= Data lines =
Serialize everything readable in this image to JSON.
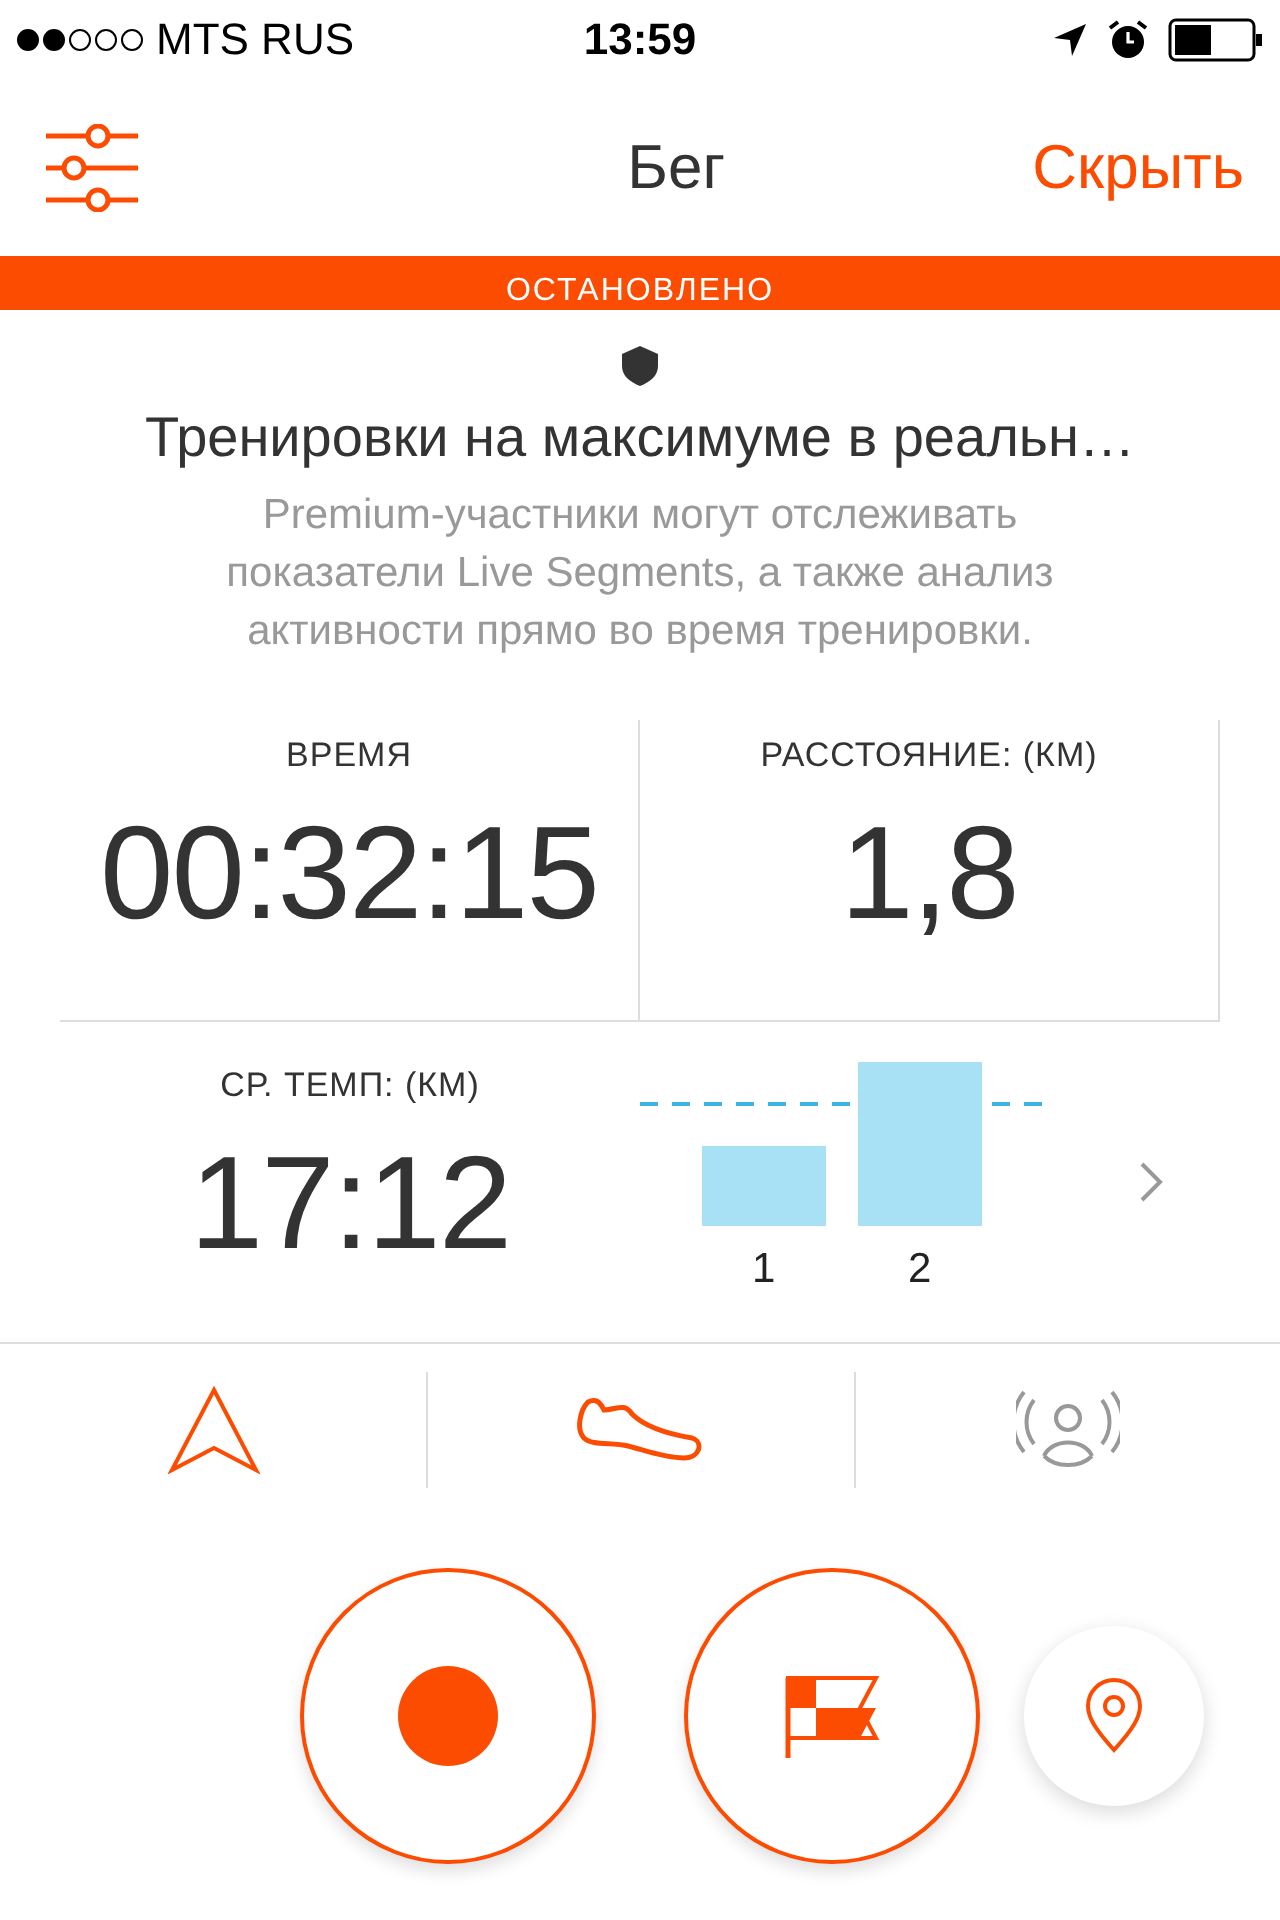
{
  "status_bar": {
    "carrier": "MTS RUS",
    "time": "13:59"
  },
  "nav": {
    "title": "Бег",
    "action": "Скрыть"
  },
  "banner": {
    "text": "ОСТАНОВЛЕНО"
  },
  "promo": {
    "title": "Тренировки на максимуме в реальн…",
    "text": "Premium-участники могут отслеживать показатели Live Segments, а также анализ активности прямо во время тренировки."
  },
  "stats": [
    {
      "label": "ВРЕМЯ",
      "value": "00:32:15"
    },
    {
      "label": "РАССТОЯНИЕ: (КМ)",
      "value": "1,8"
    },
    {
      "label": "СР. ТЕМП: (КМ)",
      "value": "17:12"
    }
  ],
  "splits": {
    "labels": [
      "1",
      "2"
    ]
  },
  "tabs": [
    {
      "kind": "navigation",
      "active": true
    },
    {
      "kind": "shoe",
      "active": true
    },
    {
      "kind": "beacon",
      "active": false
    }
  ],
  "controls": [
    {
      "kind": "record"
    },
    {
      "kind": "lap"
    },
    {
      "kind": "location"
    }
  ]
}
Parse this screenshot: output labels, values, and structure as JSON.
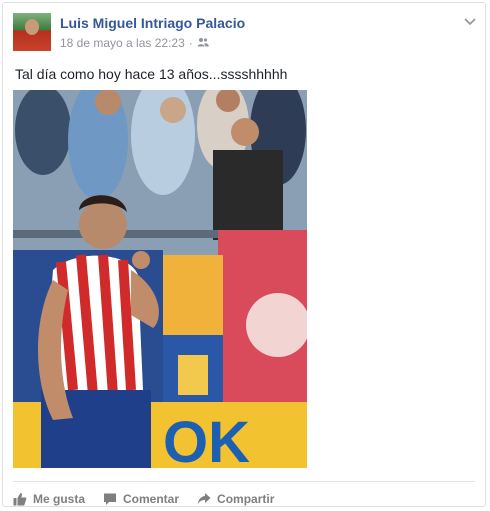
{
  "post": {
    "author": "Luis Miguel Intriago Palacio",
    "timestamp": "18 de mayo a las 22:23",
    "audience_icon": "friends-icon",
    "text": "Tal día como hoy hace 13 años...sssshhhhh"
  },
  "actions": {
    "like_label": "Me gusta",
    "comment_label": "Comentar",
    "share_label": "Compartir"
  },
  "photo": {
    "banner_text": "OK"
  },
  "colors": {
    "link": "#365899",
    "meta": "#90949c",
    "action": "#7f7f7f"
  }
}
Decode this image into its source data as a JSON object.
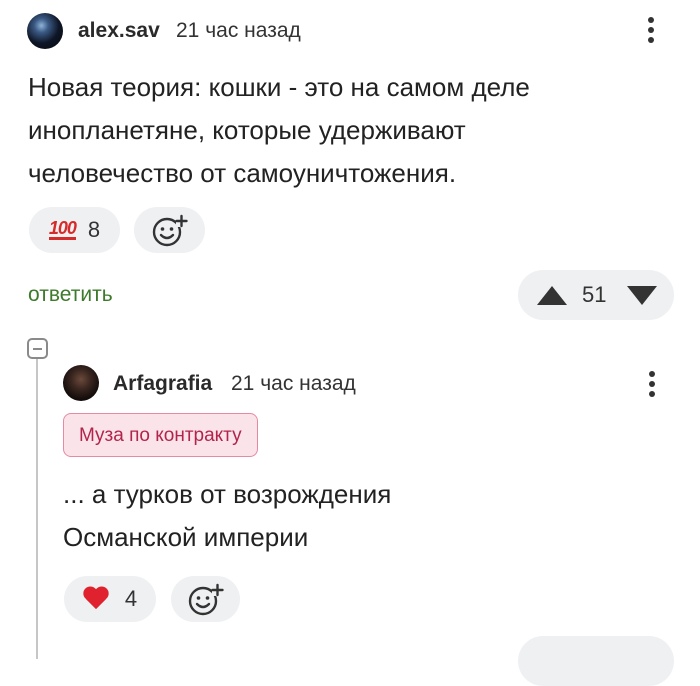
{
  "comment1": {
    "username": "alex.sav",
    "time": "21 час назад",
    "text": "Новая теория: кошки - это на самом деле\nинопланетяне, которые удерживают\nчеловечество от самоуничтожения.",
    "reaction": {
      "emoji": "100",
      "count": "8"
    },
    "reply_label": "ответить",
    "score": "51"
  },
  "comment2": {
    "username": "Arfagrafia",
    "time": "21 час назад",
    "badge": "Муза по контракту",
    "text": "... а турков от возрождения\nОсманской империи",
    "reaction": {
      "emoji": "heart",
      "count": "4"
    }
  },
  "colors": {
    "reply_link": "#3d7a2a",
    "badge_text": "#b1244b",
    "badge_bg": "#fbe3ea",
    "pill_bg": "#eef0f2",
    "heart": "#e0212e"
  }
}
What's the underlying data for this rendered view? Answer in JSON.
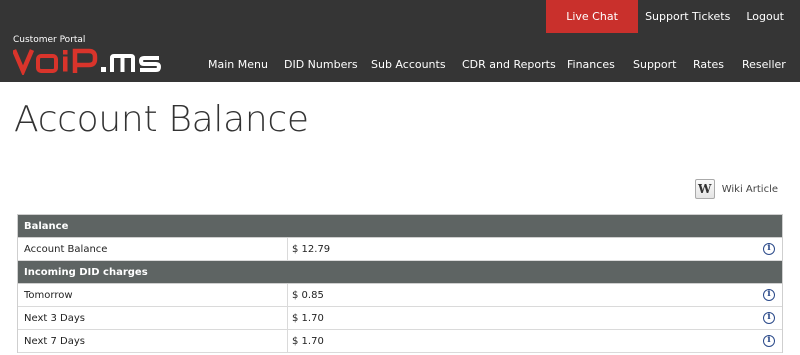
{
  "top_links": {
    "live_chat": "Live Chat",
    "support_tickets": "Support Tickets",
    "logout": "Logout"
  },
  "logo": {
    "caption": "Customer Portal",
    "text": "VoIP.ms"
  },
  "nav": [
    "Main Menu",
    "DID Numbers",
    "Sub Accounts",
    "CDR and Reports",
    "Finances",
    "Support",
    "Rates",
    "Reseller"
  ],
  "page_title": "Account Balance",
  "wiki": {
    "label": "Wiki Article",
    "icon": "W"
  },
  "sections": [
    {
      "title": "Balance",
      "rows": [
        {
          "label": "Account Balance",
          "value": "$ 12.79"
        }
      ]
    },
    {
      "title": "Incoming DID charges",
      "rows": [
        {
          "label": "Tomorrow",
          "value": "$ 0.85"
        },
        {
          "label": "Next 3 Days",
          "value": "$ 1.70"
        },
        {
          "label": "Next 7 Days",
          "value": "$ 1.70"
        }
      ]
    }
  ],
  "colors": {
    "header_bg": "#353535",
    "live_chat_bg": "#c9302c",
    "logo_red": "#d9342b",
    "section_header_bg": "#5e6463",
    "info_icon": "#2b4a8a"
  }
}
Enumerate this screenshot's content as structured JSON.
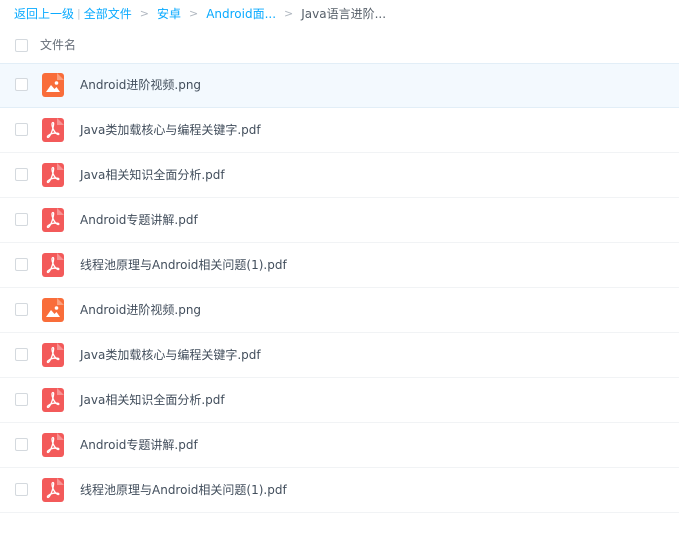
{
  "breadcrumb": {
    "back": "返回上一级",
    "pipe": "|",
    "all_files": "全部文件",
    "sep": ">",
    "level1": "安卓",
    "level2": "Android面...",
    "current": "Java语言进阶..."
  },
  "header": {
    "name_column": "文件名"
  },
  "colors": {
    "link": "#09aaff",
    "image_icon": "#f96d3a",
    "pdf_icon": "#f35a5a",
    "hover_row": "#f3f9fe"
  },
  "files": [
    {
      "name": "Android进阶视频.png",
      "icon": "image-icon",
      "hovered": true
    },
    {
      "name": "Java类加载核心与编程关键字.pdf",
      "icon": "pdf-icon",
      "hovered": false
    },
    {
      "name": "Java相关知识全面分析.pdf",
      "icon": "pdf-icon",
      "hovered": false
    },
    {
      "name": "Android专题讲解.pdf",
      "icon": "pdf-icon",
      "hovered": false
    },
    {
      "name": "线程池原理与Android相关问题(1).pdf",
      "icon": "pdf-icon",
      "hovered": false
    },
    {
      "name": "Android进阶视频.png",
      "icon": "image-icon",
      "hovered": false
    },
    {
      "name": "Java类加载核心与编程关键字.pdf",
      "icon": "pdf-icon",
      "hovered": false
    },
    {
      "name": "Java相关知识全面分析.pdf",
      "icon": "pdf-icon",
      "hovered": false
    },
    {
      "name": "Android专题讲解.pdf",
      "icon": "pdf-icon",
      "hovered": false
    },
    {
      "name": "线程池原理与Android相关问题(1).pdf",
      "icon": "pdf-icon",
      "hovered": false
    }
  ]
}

= Do this =
Which lines hold the string "screenshot"? Copy all of them from the data above.

= Task solution =
Parse this screenshot: output labels, values, and structure as JSON.
Enumerate this screenshot's content as structured JSON.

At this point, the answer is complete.